#### Stored data
============================================================

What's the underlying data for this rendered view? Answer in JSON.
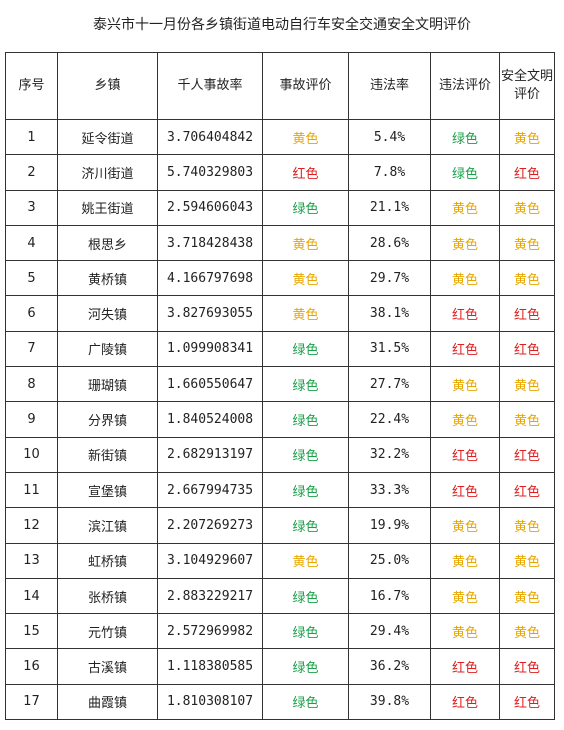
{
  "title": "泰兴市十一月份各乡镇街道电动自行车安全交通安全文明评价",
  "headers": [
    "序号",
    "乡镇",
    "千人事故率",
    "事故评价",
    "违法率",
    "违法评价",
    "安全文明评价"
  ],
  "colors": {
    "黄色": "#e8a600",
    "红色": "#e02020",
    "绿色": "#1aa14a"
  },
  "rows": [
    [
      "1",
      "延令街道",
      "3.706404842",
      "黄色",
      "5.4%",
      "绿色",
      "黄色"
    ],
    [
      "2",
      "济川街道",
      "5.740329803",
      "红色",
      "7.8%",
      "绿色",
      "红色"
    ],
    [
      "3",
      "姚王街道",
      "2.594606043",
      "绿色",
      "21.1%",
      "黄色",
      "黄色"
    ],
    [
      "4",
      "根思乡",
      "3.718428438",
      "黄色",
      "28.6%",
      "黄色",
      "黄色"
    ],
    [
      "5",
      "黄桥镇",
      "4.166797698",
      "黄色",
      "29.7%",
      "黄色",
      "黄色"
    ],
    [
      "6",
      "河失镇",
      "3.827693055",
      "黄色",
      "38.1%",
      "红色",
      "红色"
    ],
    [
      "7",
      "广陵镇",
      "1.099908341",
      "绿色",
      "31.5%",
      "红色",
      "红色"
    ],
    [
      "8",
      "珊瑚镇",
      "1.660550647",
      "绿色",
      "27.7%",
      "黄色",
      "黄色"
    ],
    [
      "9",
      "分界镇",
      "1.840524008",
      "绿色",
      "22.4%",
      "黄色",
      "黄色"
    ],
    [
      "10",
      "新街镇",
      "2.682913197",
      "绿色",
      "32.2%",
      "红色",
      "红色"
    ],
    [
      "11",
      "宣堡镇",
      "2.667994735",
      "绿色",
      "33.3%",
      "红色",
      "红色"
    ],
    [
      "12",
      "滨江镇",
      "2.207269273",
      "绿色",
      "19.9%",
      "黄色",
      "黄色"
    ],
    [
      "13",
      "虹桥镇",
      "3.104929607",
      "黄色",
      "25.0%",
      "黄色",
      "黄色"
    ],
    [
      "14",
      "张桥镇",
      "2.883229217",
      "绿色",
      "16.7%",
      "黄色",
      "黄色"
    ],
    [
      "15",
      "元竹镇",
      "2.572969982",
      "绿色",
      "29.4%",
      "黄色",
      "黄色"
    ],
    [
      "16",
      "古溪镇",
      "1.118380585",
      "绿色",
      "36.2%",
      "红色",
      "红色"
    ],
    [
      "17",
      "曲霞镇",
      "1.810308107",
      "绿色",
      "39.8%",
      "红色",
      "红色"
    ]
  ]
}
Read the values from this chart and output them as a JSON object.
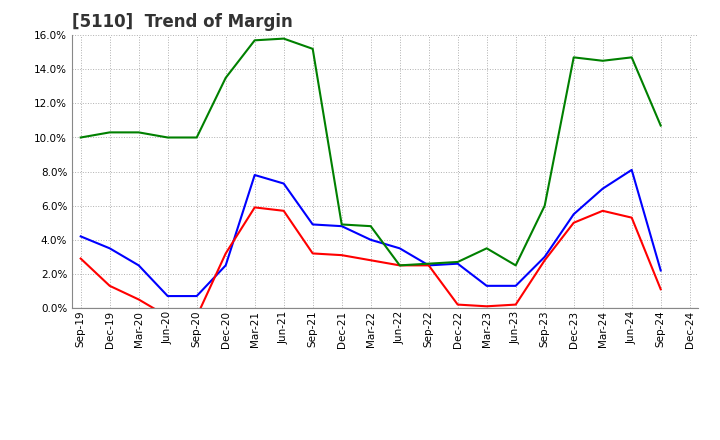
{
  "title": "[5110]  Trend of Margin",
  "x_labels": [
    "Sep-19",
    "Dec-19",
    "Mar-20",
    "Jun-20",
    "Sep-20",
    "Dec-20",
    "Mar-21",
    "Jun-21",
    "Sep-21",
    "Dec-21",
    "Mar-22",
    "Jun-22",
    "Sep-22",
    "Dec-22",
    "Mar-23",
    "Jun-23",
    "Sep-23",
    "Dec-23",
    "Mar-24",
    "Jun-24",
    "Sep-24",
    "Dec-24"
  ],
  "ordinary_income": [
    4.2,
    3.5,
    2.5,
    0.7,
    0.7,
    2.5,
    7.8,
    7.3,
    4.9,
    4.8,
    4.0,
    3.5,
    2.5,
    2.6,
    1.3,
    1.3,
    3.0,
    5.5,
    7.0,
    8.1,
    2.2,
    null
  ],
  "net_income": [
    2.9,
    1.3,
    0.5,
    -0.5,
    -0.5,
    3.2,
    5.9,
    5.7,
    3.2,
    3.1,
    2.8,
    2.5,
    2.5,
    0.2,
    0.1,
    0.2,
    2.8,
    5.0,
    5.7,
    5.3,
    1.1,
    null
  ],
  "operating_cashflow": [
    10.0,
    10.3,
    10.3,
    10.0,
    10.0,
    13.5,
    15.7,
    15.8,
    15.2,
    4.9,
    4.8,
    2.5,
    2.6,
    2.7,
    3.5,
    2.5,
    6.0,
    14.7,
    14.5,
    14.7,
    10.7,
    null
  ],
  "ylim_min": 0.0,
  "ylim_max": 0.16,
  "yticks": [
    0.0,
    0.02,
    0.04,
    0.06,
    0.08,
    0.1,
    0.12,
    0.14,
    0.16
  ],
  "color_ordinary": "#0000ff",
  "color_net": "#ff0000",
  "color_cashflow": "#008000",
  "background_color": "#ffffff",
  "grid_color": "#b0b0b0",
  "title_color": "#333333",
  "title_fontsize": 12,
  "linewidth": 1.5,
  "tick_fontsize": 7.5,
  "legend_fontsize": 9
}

============================================================

All the records need to be repeated exactly, with the images dropped.

What's the underlying data for this rendered view? Answer in JSON.
{
  "title": "泰兴市十一月份各乡镇街道电动自行车安全交通安全文明评价",
  "headers": [
    "序号",
    "乡镇",
    "千人事故率",
    "事故评价",
    "违法率",
    "违法评价",
    "安全文明评价"
  ],
  "colors": {
    "黄色": "#e8a600",
    "红色": "#e02020",
    "绿色": "#1aa14a"
  },
  "rows": [
    [
      "1",
      "延令街道",
      "3.706404842",
      "黄色",
      "5.4%",
      "绿色",
      "黄色"
    ],
    [
      "2",
      "济川街道",
      "5.740329803",
      "红色",
      "7.8%",
      "绿色",
      "红色"
    ],
    [
      "3",
      "姚王街道",
      "2.594606043",
      "绿色",
      "21.1%",
      "黄色",
      "黄色"
    ],
    [
      "4",
      "根思乡",
      "3.718428438",
      "黄色",
      "28.6%",
      "黄色",
      "黄色"
    ],
    [
      "5",
      "黄桥镇",
      "4.166797698",
      "黄色",
      "29.7%",
      "黄色",
      "黄色"
    ],
    [
      "6",
      "河失镇",
      "3.827693055",
      "黄色",
      "38.1%",
      "红色",
      "红色"
    ],
    [
      "7",
      "广陵镇",
      "1.099908341",
      "绿色",
      "31.5%",
      "红色",
      "红色"
    ],
    [
      "8",
      "珊瑚镇",
      "1.660550647",
      "绿色",
      "27.7%",
      "黄色",
      "黄色"
    ],
    [
      "9",
      "分界镇",
      "1.840524008",
      "绿色",
      "22.4%",
      "黄色",
      "黄色"
    ],
    [
      "10",
      "新街镇",
      "2.682913197",
      "绿色",
      "32.2%",
      "红色",
      "红色"
    ],
    [
      "11",
      "宣堡镇",
      "2.667994735",
      "绿色",
      "33.3%",
      "红色",
      "红色"
    ],
    [
      "12",
      "滨江镇",
      "2.207269273",
      "绿色",
      "19.9%",
      "黄色",
      "黄色"
    ],
    [
      "13",
      "虹桥镇",
      "3.104929607",
      "黄色",
      "25.0%",
      "黄色",
      "黄色"
    ],
    [
      "14",
      "张桥镇",
      "2.883229217",
      "绿色",
      "16.7%",
      "黄色",
      "黄色"
    ],
    [
      "15",
      "元竹镇",
      "2.572969982",
      "绿色",
      "29.4%",
      "黄色",
      "黄色"
    ],
    [
      "16",
      "古溪镇",
      "1.118380585",
      "绿色",
      "36.2%",
      "红色",
      "红色"
    ],
    [
      "17",
      "曲霞镇",
      "1.810308107",
      "绿色",
      "39.8%",
      "红色",
      "红色"
    ]
  ]
}
Read the values from this chart and output them as a JSON object.
{
  "title": "[5110]  Trend of Margin",
  "x_labels": [
    "Sep-19",
    "Dec-19",
    "Mar-20",
    "Jun-20",
    "Sep-20",
    "Dec-20",
    "Mar-21",
    "Jun-21",
    "Sep-21",
    "Dec-21",
    "Mar-22",
    "Jun-22",
    "Sep-22",
    "Dec-22",
    "Mar-23",
    "Jun-23",
    "Sep-23",
    "Dec-23",
    "Mar-24",
    "Jun-24",
    "Sep-24",
    "Dec-24"
  ],
  "ordinary_income": [
    4.2,
    3.5,
    2.5,
    0.7,
    0.7,
    2.5,
    7.8,
    7.3,
    4.9,
    4.8,
    4.0,
    3.5,
    2.5,
    2.6,
    1.3,
    1.3,
    3.0,
    5.5,
    7.0,
    8.1,
    2.2,
    null
  ],
  "net_income": [
    2.9,
    1.3,
    0.5,
    -0.5,
    -0.5,
    3.2,
    5.9,
    5.7,
    3.2,
    3.1,
    2.8,
    2.5,
    2.5,
    0.2,
    0.1,
    0.2,
    2.8,
    5.0,
    5.7,
    5.3,
    1.1,
    null
  ],
  "operating_cashflow": [
    10.0,
    10.3,
    10.3,
    10.0,
    10.0,
    13.5,
    15.7,
    15.8,
    15.2,
    4.9,
    4.8,
    2.5,
    2.6,
    2.7,
    3.5,
    2.5,
    6.0,
    14.7,
    14.5,
    14.7,
    10.7,
    null
  ],
  "ylim_min": 0.0,
  "ylim_max": 0.16,
  "yticks": [
    0.0,
    0.02,
    0.04,
    0.06,
    0.08,
    0.1,
    0.12,
    0.14,
    0.16
  ],
  "color_ordinary": "#0000ff",
  "color_net": "#ff0000",
  "color_cashflow": "#008000",
  "background_color": "#ffffff",
  "grid_color": "#b0b0b0",
  "title_color": "#333333",
  "title_fontsize": 12,
  "linewidth": 1.5,
  "tick_fontsize": 7.5,
  "legend_fontsize": 9
}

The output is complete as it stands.